Texte fourni —
::::::

L’étude, « enjeux stratégiques et priorités 2017 du directeur financier en Afrique francophone » a été réalisée dans 34 pays d’Afrique francophone et d’après les résultats détaillés, c’est en Afrique subsaharienne que les directeurs financiers se montrent le plus optimisme avec près de 82% d’opinion positive contre 75% au Maghreb. « Dans un environnement morose et incertain, l’Afrique fait figure d’exception» a estimé Noël Albertus, managing partner chez PwC Advisory Maghreb et Afrique francophone pour qui avec une progression rapide de la population qui devrait doubler d’ici 2050, une croissance économique forte, une classe moyenne émergente et une population jeune, de plus en plus urbaine, l’Afrique a de quoi afficher son optimisme. En plus de la sérénité et de l’optimisme dont font montrent les dirigeants financiers, les résultats de l’enquête ont aussi démontrés que la plupart des entreprises envisagent de se développer à l’international, ce qui fait dire à Noel Albertus, que « l’Afrique croit en elle-même ».
Stratégie de développement
Selon l’enquête de PwC, l’optimisme dont font montre les directeurs financiers des entreprises africaines s’explique en grande partie par leur volonté de se développer à l’international. Ils sont en effet 89% des entreprises d’Afrique francophone sondées qui disposent en effet d’une stratégie à l’international et dans une large partie, ces entreprises veulent d’abord investir dans leur propre sous-région, tandis que 41%, d’entre elles, entendent se tourner en priorité vers l’Afrique anglophone.
« Beaucoup d’entreprises sont entrées dans une nouvelle phase de leur développement en Afrique, caractérisée par une plus grande sophistication des marchés sur lesquels elles opèrent. Gagner des parts de marchés, lancer de nouveaux produits, améliorer ses marges sont autant de défis qui se posent désormais avec une nouvelle acuité sur le continent » explique Moncef Klouche, associé responsable de la stratégie au bureau de Casablanca.
Selon ce dernier, si les grands groupes internationaux ont longtemps capitalisé sur une certaine avance technologique, cette époque est désormais révolue. « Les grands groupes font désormais face à des marchés plus consolidés où les champions locaux viennent jouer un rôle de plus en plus important » poursuit Moncef Klouche tout en reconnaissant que le continent reste cependant un formidable relais de croissance pour des entreprises dont les sièges sont souvent situés dans des environnements où les perspectives de croissance économique sont nettement plus modérées. Ce nouveau contexte appelle donc un réexamen du modèle de croissance pour ces grands groupes en Afrique dont les fondements, selon l’expert, sont de privilégier de nouvelles formes de partenariats stratégiques avec cette nouvelle génération de champions africains “.

::::::

[Relevés de mise en page visuelle]
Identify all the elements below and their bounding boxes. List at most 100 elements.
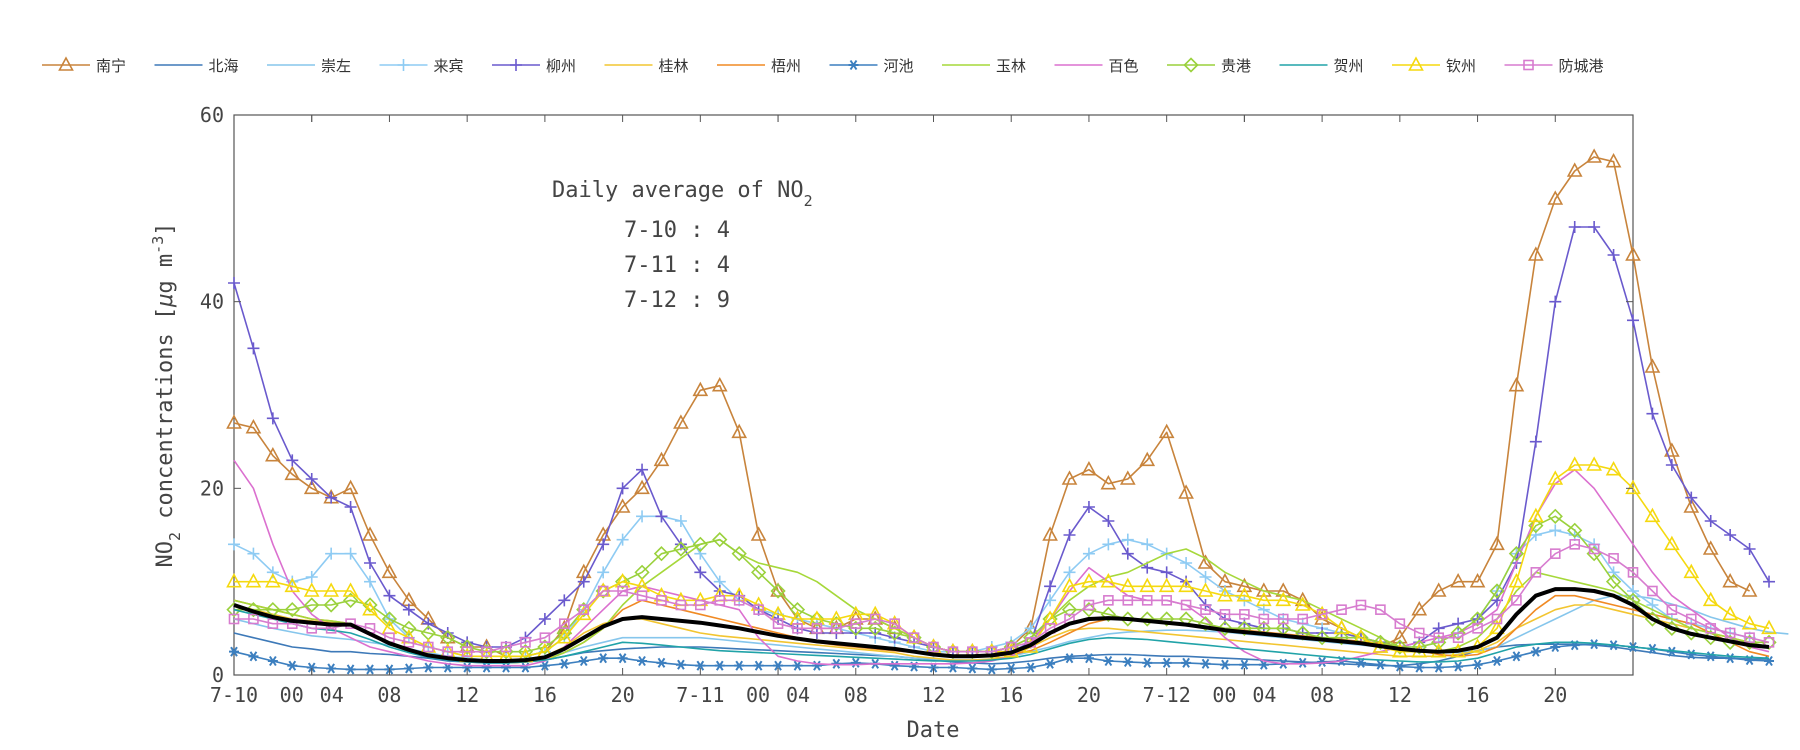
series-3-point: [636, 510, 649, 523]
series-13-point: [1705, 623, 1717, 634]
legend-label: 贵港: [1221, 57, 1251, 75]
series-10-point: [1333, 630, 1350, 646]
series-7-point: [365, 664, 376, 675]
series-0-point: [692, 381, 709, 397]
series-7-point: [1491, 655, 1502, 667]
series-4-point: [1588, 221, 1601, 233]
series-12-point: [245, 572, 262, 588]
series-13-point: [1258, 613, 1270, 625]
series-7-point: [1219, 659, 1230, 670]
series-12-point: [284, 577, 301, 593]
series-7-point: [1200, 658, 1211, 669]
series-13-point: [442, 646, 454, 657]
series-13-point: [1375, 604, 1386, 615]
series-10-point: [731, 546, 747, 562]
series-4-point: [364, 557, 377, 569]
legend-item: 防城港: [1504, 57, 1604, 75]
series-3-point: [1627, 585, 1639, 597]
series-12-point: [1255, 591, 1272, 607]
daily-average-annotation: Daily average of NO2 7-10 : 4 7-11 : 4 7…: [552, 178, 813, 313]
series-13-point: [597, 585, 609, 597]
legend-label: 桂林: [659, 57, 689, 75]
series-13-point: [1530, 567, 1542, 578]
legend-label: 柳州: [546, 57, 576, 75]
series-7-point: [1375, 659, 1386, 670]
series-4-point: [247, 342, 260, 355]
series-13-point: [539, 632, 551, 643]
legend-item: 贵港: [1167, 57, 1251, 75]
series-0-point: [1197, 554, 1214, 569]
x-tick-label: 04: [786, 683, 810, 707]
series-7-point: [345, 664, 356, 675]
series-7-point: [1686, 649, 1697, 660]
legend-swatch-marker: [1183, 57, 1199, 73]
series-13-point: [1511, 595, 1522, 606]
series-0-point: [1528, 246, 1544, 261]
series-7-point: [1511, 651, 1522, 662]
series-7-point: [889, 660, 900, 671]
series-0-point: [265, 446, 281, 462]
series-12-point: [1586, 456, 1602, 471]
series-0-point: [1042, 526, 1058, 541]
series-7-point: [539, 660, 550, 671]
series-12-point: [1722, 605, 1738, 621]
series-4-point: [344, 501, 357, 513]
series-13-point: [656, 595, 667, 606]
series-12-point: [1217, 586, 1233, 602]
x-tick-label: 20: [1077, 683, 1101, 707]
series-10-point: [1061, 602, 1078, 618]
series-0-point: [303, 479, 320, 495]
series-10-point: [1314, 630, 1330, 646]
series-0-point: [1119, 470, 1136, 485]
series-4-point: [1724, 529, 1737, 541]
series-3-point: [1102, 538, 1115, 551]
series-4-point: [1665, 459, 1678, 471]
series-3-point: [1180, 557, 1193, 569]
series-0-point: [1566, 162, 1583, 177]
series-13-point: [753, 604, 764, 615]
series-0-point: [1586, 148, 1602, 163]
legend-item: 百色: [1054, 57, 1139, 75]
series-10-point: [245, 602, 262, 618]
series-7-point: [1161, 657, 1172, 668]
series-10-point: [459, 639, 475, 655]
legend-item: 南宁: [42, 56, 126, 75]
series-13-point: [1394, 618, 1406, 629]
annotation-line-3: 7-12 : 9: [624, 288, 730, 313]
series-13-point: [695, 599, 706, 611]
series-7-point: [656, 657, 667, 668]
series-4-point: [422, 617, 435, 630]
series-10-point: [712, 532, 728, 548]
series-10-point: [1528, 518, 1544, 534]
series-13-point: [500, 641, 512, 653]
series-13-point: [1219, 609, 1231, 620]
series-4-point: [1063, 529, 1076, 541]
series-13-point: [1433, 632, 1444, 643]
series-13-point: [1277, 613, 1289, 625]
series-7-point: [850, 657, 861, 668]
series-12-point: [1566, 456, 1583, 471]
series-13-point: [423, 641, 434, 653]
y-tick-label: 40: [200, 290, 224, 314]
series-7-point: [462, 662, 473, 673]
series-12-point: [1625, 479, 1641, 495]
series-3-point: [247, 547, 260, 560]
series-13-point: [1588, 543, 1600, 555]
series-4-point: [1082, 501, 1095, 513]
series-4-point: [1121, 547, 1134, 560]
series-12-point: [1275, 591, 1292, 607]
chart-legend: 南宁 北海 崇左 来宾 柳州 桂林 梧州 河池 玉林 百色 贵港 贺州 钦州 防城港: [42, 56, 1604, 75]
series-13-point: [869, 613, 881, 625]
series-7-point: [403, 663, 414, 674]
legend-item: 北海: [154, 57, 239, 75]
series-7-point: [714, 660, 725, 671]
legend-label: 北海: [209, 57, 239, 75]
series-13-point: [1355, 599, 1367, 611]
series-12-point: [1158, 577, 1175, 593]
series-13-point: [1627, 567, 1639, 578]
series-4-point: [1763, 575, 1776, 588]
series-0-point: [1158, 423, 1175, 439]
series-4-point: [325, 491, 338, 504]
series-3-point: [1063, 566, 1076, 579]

::::::

Tâche à réaliser —
Recopiez tout le passage du texte sur l'enquête de PwC, depuis « Stratégie de développement » jusqu'à « vers l’Afrique anglophone. ». Les lignes n'interviennent en rien dans ce travail.

Solution complète —
Stratégie de développement
Selon l’enquête de PwC, l’optimisme dont font montre les directeurs financiers des entreprises africaines s’explique en grande partie par leur volonté de se développer à l’international. Ils sont en effet 89% des entreprises d’Afrique francophone sondées qui disposent en effet d’une stratégie à l’international et dans une large partie, ces entreprises veulent d’abord investir dans leur propre sous-région, tandis que 41%, d’entre elles, entendent se tourner en priorité vers l’Afrique anglophone.